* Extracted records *

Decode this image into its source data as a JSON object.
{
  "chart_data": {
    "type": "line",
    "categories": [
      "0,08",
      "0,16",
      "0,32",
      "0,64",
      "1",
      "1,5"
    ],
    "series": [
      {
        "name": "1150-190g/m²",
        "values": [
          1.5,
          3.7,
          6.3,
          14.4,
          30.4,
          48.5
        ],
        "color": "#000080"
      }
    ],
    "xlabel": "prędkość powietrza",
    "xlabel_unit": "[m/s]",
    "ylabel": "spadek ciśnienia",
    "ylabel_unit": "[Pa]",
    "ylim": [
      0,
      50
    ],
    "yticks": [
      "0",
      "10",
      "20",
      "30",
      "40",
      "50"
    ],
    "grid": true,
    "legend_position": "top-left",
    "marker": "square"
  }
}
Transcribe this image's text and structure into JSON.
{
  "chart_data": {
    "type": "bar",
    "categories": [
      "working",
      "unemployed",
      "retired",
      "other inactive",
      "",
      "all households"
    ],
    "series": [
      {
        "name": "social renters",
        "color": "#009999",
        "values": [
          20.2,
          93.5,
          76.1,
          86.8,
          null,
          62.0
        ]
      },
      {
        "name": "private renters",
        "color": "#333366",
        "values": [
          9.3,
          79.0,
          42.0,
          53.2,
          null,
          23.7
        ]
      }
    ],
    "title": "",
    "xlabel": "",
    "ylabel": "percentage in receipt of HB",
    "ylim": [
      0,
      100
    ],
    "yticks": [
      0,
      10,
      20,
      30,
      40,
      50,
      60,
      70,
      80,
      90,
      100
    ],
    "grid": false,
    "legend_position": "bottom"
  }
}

* Exercise task *
Exact output of every entry is required.

* Solution to the problem *
Decode this image into its source data as a JSON object.
{
  "chart_data": {
    "type": "line",
    "categories": [
      "0,08",
      "0,16",
      "0,32",
      "0,64",
      "1",
      "1,5"
    ],
    "series": [
      {
        "name": "1150-190g/m²",
        "values": [
          1.5,
          3.7,
          6.3,
          14.4,
          30.4,
          48.5
        ],
        "color": "#000080"
      }
    ],
    "xlabel": "prędkość powietrza",
    "xlabel_unit": "[m/s]",
    "ylabel": "spadek ciśnienia",
    "ylabel_unit": "[Pa]",
    "ylim": [
      0,
      50
    ],
    "yticks": [
      "0",
      "10",
      "20",
      "30",
      "40",
      "50"
    ],
    "grid": true,
    "legend_position": "top-left",
    "marker": "square"
  }
}
Transcribe this image's text and structure into JSON.
{
  "chart_data": {
    "type": "bar",
    "categories": [
      "working",
      "unemployed",
      "retired",
      "other inactive",
      "",
      "all households"
    ],
    "series": [
      {
        "name": "social renters",
        "color": "#009999",
        "values": [
          20.2,
          93.5,
          76.1,
          86.8,
          null,
          62.0
        ]
      },
      {
        "name": "private renters",
        "color": "#333366",
        "values": [
          9.3,
          79.0,
          42.0,
          53.2,
          null,
          23.7
        ]
      }
    ],
    "title": "",
    "xlabel": "",
    "ylabel": "percentage in receipt of HB",
    "ylim": [
      0,
      100
    ],
    "yticks": [
      0,
      10,
      20,
      30,
      40,
      50,
      60,
      70,
      80,
      90,
      100
    ],
    "grid": false,
    "legend_position": "bottom"
  }
}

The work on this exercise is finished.